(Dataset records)
====

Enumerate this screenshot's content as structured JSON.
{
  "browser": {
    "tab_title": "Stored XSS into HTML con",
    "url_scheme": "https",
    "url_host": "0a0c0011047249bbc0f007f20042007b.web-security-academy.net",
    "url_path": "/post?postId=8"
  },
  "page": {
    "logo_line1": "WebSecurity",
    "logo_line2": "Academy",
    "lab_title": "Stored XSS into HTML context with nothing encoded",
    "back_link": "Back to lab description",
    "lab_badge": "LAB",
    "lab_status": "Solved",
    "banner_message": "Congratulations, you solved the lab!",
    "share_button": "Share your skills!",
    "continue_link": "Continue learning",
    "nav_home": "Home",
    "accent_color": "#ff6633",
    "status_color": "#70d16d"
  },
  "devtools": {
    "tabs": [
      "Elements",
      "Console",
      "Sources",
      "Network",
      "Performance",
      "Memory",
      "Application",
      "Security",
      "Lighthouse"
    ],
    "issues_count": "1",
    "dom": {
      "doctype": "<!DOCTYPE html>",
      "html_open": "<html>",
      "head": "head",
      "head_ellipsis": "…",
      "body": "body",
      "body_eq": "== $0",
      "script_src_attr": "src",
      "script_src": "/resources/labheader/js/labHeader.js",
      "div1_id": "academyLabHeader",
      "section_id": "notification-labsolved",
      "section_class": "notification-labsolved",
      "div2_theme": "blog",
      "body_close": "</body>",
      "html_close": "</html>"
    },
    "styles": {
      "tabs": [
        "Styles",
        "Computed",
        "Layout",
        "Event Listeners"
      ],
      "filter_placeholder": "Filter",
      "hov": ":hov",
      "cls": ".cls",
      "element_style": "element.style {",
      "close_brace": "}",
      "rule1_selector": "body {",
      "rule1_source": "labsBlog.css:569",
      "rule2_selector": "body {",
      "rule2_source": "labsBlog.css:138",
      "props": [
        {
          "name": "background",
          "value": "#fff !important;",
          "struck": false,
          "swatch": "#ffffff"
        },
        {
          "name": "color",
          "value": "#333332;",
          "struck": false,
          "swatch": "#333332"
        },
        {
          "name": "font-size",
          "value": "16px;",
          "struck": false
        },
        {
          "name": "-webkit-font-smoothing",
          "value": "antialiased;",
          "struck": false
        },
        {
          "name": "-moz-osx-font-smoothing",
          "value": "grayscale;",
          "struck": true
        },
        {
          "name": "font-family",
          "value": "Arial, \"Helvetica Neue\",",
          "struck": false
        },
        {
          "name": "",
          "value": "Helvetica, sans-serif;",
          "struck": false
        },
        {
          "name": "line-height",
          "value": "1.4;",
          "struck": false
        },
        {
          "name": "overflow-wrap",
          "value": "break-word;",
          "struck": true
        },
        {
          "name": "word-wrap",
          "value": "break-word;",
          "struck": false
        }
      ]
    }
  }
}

====

### [Short task]
Gather and return every line that holds the string "smoothing".

### [Answer to this problem]
          "name": "-webkit-font-smoothing",
          "name": "-moz-osx-font-smoothing",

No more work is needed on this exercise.